◆ **THE REQUEST**
Give the count of lines in the data that include "请答复片子中哪些行为不文明", with no other words.

_ _ _

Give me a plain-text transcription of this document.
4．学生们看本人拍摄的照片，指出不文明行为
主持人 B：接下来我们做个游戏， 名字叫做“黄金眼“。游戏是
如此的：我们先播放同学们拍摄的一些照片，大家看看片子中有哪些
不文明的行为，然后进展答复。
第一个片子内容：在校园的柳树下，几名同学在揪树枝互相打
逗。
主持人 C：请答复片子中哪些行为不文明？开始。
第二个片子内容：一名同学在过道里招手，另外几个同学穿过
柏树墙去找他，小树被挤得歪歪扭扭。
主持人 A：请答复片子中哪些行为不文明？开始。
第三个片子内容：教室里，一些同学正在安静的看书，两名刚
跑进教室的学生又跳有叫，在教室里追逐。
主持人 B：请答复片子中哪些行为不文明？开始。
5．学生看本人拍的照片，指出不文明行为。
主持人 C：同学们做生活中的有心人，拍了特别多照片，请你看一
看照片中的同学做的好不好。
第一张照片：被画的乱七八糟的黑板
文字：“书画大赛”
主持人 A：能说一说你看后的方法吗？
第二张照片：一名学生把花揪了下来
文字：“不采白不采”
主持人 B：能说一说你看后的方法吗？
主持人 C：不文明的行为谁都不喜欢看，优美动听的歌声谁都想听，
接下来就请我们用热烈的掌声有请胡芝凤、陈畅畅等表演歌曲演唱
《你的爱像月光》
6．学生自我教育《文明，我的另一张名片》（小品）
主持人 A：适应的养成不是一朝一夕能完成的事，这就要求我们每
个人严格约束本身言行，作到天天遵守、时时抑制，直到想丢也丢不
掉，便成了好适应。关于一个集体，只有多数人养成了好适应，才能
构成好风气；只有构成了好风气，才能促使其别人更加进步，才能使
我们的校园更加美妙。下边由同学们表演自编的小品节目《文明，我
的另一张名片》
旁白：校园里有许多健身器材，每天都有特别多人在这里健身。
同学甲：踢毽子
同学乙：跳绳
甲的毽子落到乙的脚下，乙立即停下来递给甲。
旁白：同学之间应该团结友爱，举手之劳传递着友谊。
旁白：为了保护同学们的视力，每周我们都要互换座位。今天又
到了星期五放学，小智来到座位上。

_ _ _

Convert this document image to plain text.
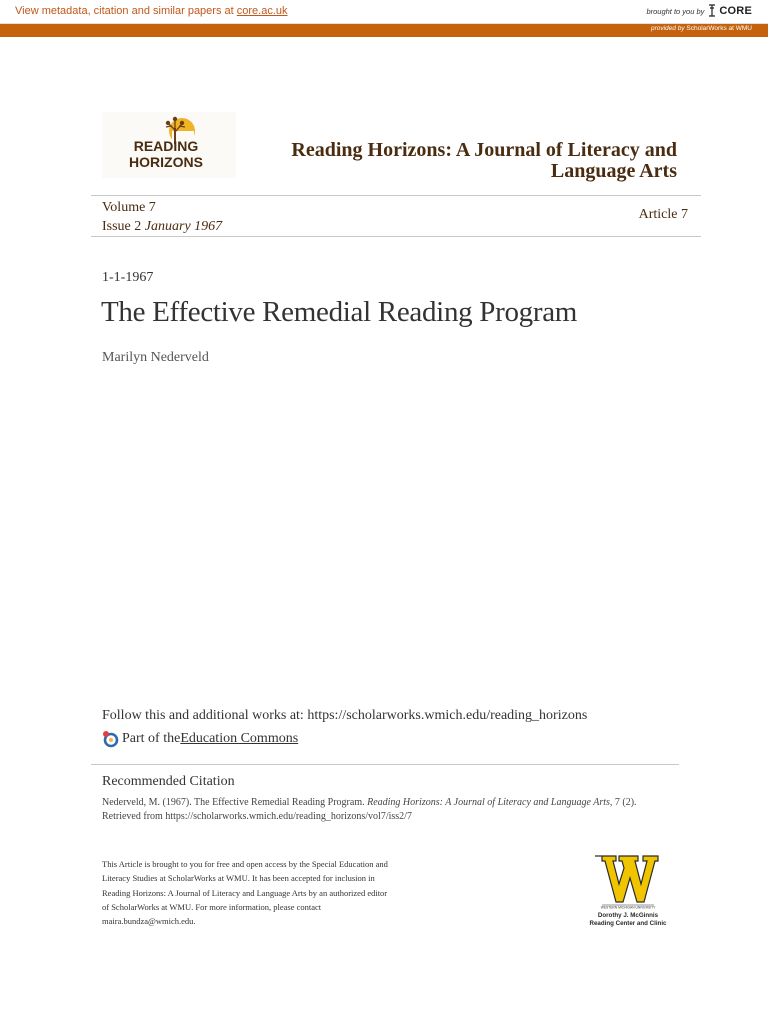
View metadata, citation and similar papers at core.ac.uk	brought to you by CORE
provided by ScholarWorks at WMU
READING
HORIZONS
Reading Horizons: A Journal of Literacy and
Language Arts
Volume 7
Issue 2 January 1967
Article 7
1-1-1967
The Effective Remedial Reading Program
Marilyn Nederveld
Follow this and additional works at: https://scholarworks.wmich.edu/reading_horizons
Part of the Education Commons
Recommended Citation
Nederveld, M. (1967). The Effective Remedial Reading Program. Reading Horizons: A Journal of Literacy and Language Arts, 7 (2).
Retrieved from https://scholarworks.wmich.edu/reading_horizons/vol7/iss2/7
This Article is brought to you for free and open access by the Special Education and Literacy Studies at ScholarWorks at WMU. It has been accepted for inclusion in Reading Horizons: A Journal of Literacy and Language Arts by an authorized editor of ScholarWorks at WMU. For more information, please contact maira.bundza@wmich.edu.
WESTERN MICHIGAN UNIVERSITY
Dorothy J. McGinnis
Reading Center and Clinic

_ _ _

◆ **TASK RESULT**
3